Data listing
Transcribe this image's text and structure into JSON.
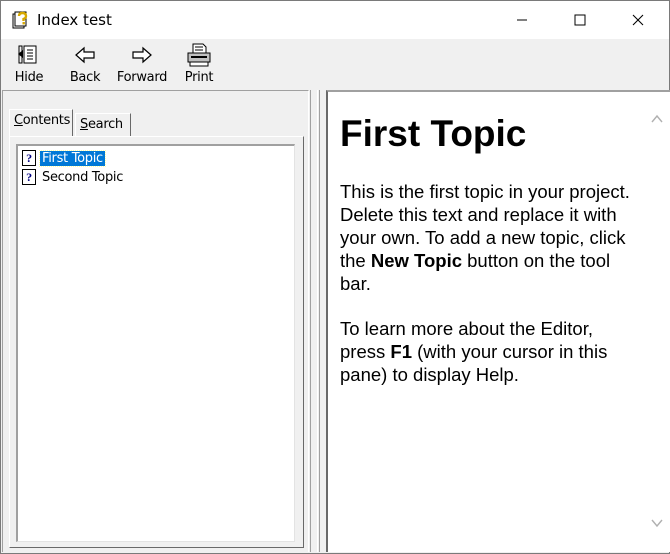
{
  "window": {
    "title": "Index test"
  },
  "toolbar": {
    "hide": {
      "label": "Hide",
      "icon": "hide-pane-icon"
    },
    "back": {
      "label": "Back",
      "icon": "back-arrow-icon"
    },
    "forward": {
      "label": "Forward",
      "icon": "forward-arrow-icon"
    },
    "print": {
      "label": "Print",
      "icon": "printer-icon"
    }
  },
  "tabs": {
    "contents": {
      "prefix": "C",
      "rest": "ontents",
      "active": true
    },
    "search": {
      "prefix": "S",
      "rest": "earch",
      "active": false
    }
  },
  "tree": {
    "items": [
      {
        "label": "First Topic",
        "selected": true,
        "icon": "help-topic-icon",
        "icon_glyph": "?"
      },
      {
        "label": "Second Topic",
        "selected": false,
        "icon": "help-topic-icon",
        "icon_glyph": "?"
      }
    ]
  },
  "article": {
    "heading": "First Topic",
    "p1": {
      "before": "This is the first topic in your project. Delete this text and replace it with your own. To add a new topic, click the ",
      "bold": "New Topic",
      "after": " button on the tool bar."
    },
    "p2": {
      "before": "To learn more about the Editor, press ",
      "bold": "F1",
      "after": " (with your cursor in this pane) to display Help."
    }
  },
  "colors": {
    "selection": "#0078d7",
    "chrome": "#f0f0f0"
  }
}
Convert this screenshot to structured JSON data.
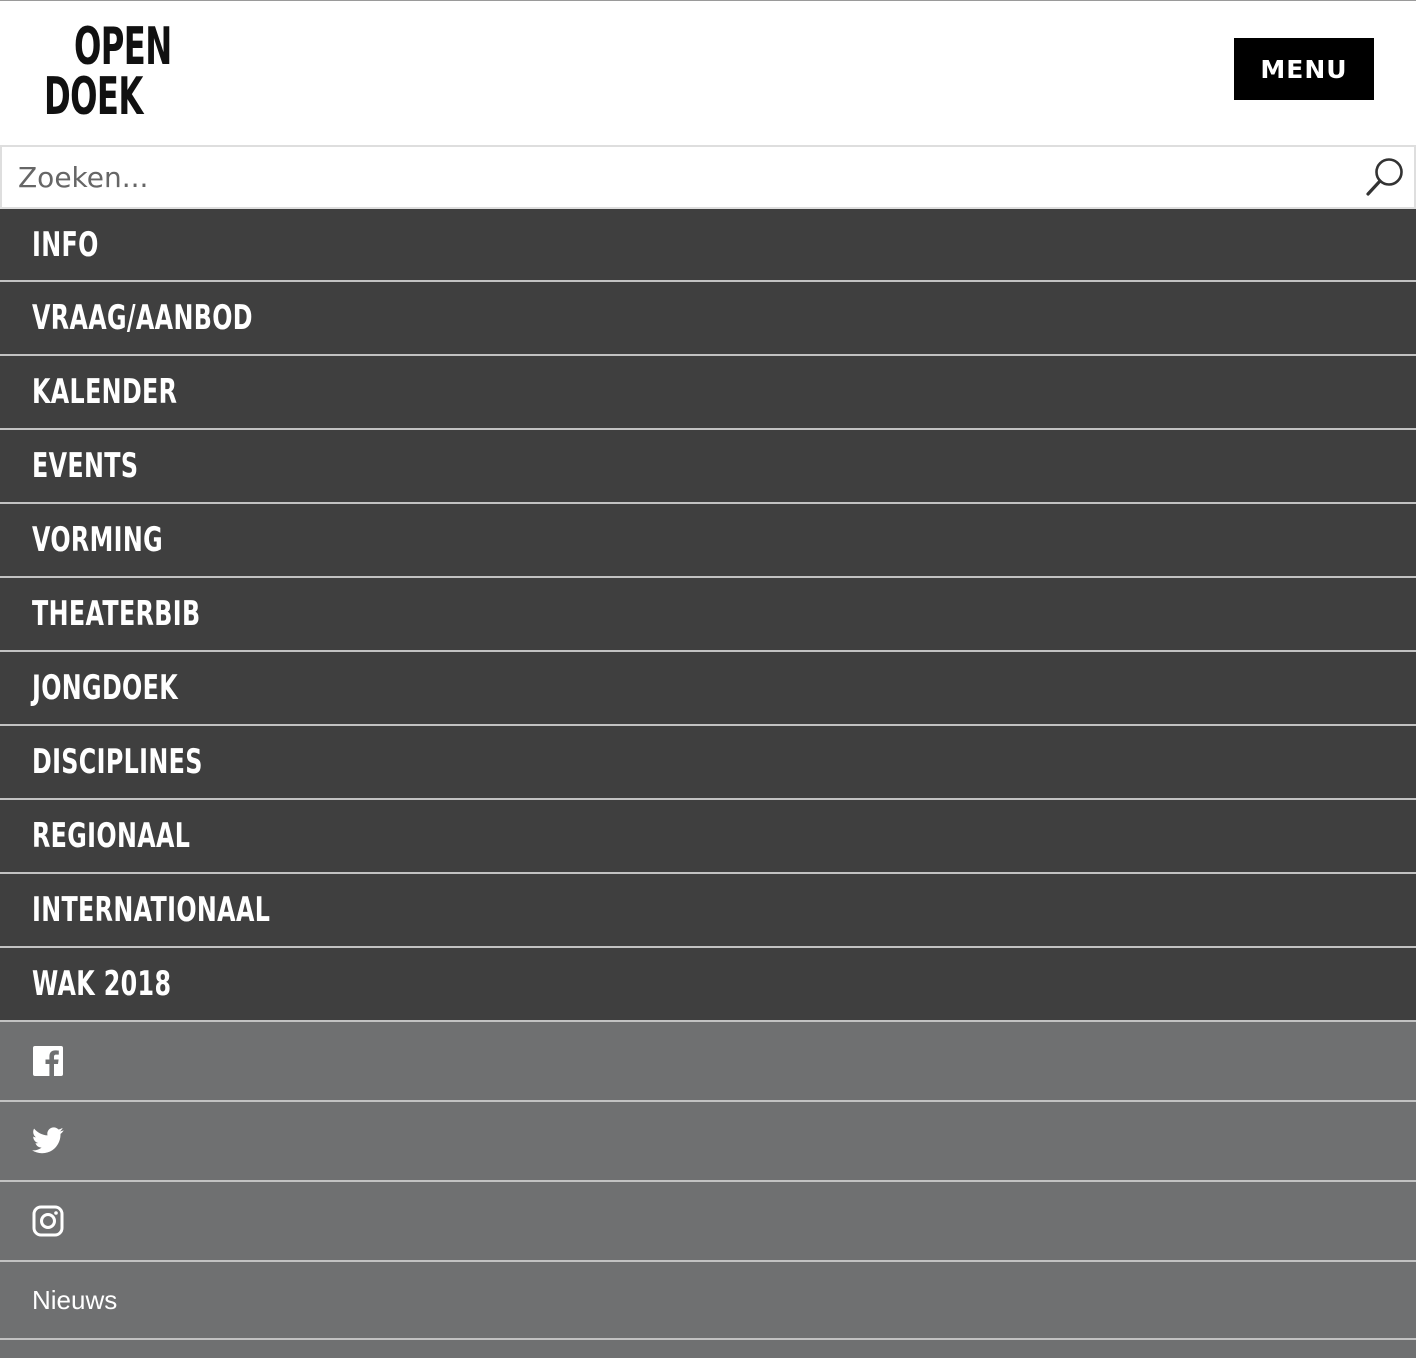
{
  "header": {
    "logo_line1": "OPEN",
    "logo_line2": "DOEK",
    "menu_label": "MENU"
  },
  "search": {
    "placeholder": "Zoeken...",
    "value": ""
  },
  "nav": {
    "items": [
      {
        "label": "INFO"
      },
      {
        "label": "VRAAG/AANBOD"
      },
      {
        "label": "KALENDER"
      },
      {
        "label": "EVENTS"
      },
      {
        "label": "VORMING"
      },
      {
        "label": "THEATERBIB"
      },
      {
        "label": "JONGDOEK"
      },
      {
        "label": "DISCIPLINES"
      },
      {
        "label": "REGIONAAL"
      },
      {
        "label": "INTERNATIONAAL"
      },
      {
        "label": "WAK 2018"
      }
    ]
  },
  "social": {
    "facebook_icon": "facebook-icon",
    "twitter_icon": "twitter-icon",
    "instagram_icon": "instagram-icon"
  },
  "secondary": {
    "news_label": "Nieuws"
  },
  "colors": {
    "nav_bg": "#3f3f3f",
    "secondary_bg": "#6f7071",
    "divider": "#c2c2c2",
    "menu_button_bg": "#000000"
  }
}
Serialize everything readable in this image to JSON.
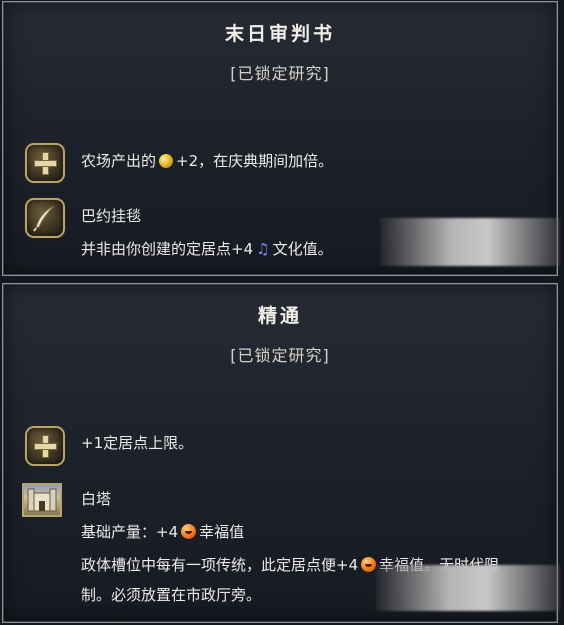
{
  "panels": [
    {
      "title": "末日审判书",
      "subtitle": "[已锁定研究]",
      "line1": {
        "text_a": "农场产出的",
        "text_b": "+2，在庆典期间加倍。"
      },
      "line2": {
        "name": "巴约挂毯"
      },
      "line3": {
        "text_a": "并非由你创建的定居点+4",
        "text_b": "文化值。"
      }
    },
    {
      "title": "精通",
      "subtitle": "[已锁定研究]",
      "line1": {
        "text": "+1定居点上限。"
      },
      "line2": {
        "name": "白塔"
      },
      "line3": {
        "text_a": "基础产量：+4",
        "text_b": "幸福值"
      },
      "line4": {
        "text_a": "政体槽位中每有一项传统，此定居点便+4",
        "text_b": "幸福值。无时代限"
      },
      "line5": {
        "text": "制。必须放置在市政厅旁。"
      }
    }
  ],
  "icons": {
    "plus": "plus-icon",
    "quill": "quill-icon",
    "gold": "gold-coin-icon",
    "culture": "music-note-icon",
    "amenity": "happy-face-icon",
    "tower": "white-tower-icon"
  },
  "colors": {
    "panel_border": "#8f939a",
    "icon_gold": "#b7a36c",
    "culture": "#7a8fff"
  }
}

■ **What to produce**
Keep the pictures out of the copy and write out the data exactly as it stands.

■ **Exercise response**
Transcribe this image's text and structure into JSON.
{
  "window": {
    "title": "Index test"
  },
  "toolbar": {
    "hide": {
      "label": "Hide",
      "icon": "hide-pane-icon"
    },
    "back": {
      "label": "Back",
      "icon": "back-arrow-icon"
    },
    "forward": {
      "label": "Forward",
      "icon": "forward-arrow-icon"
    },
    "print": {
      "label": "Print",
      "icon": "printer-icon"
    }
  },
  "tabs": {
    "contents": {
      "prefix": "C",
      "rest": "ontents",
      "active": true
    },
    "search": {
      "prefix": "S",
      "rest": "earch",
      "active": false
    }
  },
  "tree": {
    "items": [
      {
        "label": "First Topic",
        "selected": true,
        "icon": "help-topic-icon",
        "icon_glyph": "?"
      },
      {
        "label": "Second Topic",
        "selected": false,
        "icon": "help-topic-icon",
        "icon_glyph": "?"
      }
    ]
  },
  "article": {
    "heading": "First Topic",
    "p1": {
      "before": "This is the first topic in your project. Delete this text and replace it with your own. To add a new topic, click the ",
      "bold": "New Topic",
      "after": " button on the tool bar."
    },
    "p2": {
      "before": "To learn more about the Editor, press ",
      "bold": "F1",
      "after": " (with your cursor in this pane) to display Help."
    }
  },
  "colors": {
    "selection": "#0078d7",
    "chrome": "#f0f0f0"
  }
}
Convert this screenshot to structured JSON data.
{
  "header": {
    "logo_line1": "OPEN",
    "logo_line2": "DOEK",
    "menu_label": "MENU"
  },
  "search": {
    "placeholder": "Zoeken...",
    "value": ""
  },
  "nav": {
    "items": [
      {
        "label": "INFO"
      },
      {
        "label": "VRAAG/AANBOD"
      },
      {
        "label": "KALENDER"
      },
      {
        "label": "EVENTS"
      },
      {
        "label": "VORMING"
      },
      {
        "label": "THEATERBIB"
      },
      {
        "label": "JONGDOEK"
      },
      {
        "label": "DISCIPLINES"
      },
      {
        "label": "REGIONAAL"
      },
      {
        "label": "INTERNATIONAAL"
      },
      {
        "label": "WAK 2018"
      }
    ]
  },
  "social": {
    "facebook_icon": "facebook-icon",
    "twitter_icon": "twitter-icon",
    "instagram_icon": "instagram-icon"
  },
  "secondary": {
    "news_label": "Nieuws"
  },
  "colors": {
    "nav_bg": "#3f3f3f",
    "secondary_bg": "#6f7071",
    "divider": "#c2c2c2",
    "menu_button_bg": "#000000"
  }
}
Serialize everything readable in this image to JSON.
{
  "panels": [
    {
      "title": "末日审判书",
      "subtitle": "[已锁定研究]",
      "line1": {
        "text_a": "农场产出的",
        "text_b": "+2，在庆典期间加倍。"
      },
      "line2": {
        "name": "巴约挂毯"
      },
      "line3": {
        "text_a": "并非由你创建的定居点+4",
        "text_b": "文化值。"
      }
    },
    {
      "title": "精通",
      "subtitle": "[已锁定研究]",
      "line1": {
        "text": "+1定居点上限。"
      },
      "line2": {
        "name": "白塔"
      },
      "line3": {
        "text_a": "基础产量：+4",
        "text_b": "幸福值"
      },
      "line4": {
        "text_a": "政体槽位中每有一项传统，此定居点便+4",
        "text_b": "幸福值。无时代限"
      },
      "line5": {
        "text": "制。必须放置在市政厅旁。"
      }
    }
  ],
  "icons": {
    "plus": "plus-icon",
    "quill": "quill-icon",
    "gold": "gold-coin-icon",
    "culture": "music-note-icon",
    "amenity": "happy-face-icon",
    "tower": "white-tower-icon"
  },
  "colors": {
    "panel_border": "#8f939a",
    "icon_gold": "#b7a36c",
    "culture": "#7a8fff"
  }
}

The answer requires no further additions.